## START DATA PROVIDED

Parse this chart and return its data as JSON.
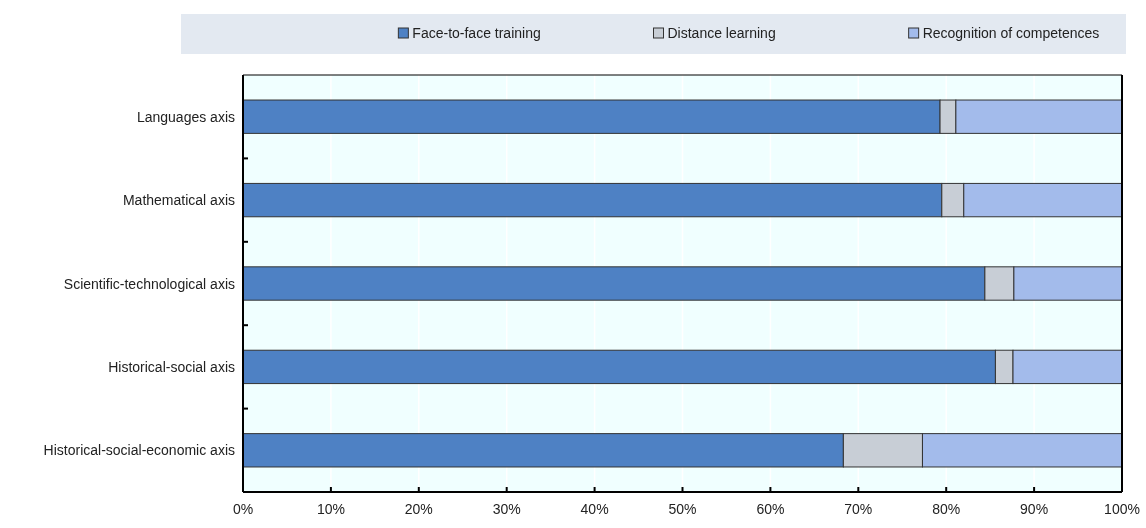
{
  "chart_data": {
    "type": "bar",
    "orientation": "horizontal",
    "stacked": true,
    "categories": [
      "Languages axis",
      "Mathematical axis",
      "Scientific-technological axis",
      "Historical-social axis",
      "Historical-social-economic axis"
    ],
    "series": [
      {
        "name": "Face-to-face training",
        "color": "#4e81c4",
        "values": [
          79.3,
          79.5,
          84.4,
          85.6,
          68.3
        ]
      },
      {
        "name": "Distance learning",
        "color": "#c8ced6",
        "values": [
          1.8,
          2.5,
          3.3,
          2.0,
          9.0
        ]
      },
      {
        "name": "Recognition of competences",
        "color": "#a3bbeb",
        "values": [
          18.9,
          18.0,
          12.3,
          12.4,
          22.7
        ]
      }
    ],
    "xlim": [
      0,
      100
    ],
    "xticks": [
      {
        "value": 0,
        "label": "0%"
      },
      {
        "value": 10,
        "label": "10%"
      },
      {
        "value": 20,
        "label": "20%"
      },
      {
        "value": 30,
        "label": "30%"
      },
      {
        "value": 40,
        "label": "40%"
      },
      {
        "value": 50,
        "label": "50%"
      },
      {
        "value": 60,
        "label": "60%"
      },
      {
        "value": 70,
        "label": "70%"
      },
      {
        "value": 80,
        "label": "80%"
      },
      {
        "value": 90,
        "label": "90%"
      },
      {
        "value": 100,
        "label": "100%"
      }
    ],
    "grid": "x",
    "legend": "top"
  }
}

## END DATA PROVIDED
## START DATA PROVIDED

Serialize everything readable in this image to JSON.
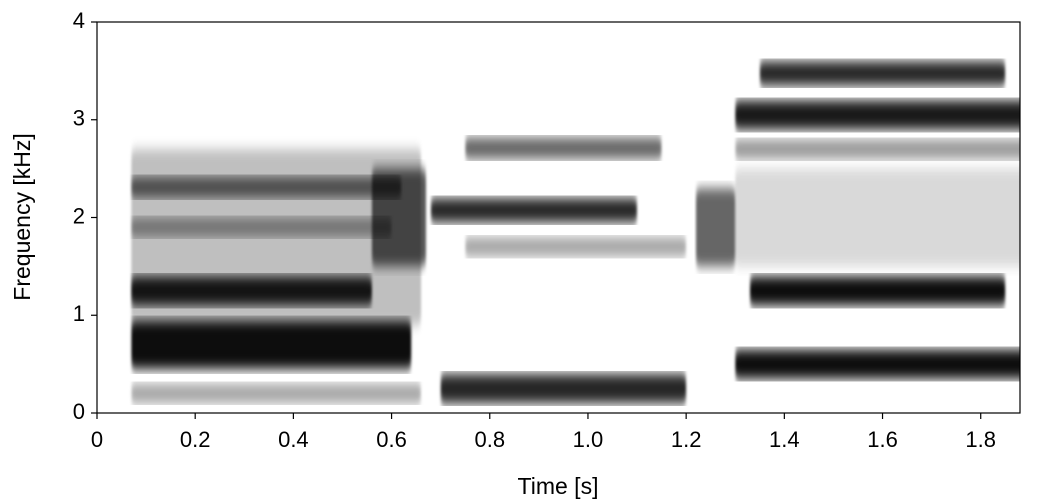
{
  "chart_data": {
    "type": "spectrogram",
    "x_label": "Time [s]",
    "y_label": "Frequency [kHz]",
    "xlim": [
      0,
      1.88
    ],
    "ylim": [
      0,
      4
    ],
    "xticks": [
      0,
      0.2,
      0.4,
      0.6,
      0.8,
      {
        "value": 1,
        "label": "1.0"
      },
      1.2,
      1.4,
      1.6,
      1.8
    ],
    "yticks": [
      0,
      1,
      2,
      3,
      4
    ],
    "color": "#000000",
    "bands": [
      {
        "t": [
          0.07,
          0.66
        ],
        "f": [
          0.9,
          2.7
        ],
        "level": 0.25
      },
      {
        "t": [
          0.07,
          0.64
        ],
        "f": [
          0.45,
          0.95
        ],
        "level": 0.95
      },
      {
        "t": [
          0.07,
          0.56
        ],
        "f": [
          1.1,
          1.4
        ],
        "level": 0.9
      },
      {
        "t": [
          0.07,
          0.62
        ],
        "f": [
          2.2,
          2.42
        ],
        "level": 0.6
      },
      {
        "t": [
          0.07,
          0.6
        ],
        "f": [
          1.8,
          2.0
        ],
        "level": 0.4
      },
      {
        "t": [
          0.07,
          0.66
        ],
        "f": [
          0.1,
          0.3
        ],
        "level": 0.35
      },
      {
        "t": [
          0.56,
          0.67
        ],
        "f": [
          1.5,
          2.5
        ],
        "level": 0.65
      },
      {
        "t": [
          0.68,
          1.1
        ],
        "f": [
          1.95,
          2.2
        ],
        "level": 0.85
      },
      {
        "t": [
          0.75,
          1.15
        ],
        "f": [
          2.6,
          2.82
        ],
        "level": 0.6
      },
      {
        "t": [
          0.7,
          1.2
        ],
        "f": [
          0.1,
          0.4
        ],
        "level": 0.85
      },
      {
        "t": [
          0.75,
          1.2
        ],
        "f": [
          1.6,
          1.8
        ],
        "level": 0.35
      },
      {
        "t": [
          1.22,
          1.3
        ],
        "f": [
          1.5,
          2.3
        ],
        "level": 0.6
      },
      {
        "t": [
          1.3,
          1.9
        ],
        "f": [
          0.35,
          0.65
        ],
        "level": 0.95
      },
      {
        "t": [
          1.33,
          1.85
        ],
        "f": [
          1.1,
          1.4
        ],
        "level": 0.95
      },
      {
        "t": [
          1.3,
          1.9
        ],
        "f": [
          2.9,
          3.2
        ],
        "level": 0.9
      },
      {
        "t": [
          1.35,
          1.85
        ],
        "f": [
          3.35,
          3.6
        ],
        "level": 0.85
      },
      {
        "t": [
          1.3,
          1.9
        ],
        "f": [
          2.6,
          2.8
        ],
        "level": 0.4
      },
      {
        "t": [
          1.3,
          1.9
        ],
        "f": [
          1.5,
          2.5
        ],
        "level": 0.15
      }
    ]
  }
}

## END DATA PROVIDED

(WHAT YOU SHOULD DO) Scan the material above for the word "color". Copy each line where it occurs.

(RESPONSE FOR THIS EXERCISE)
        "color": "#4e81c4",
        "color": "#c8ced6",
        "color": "#a3bbeb",
    "color": "#000000",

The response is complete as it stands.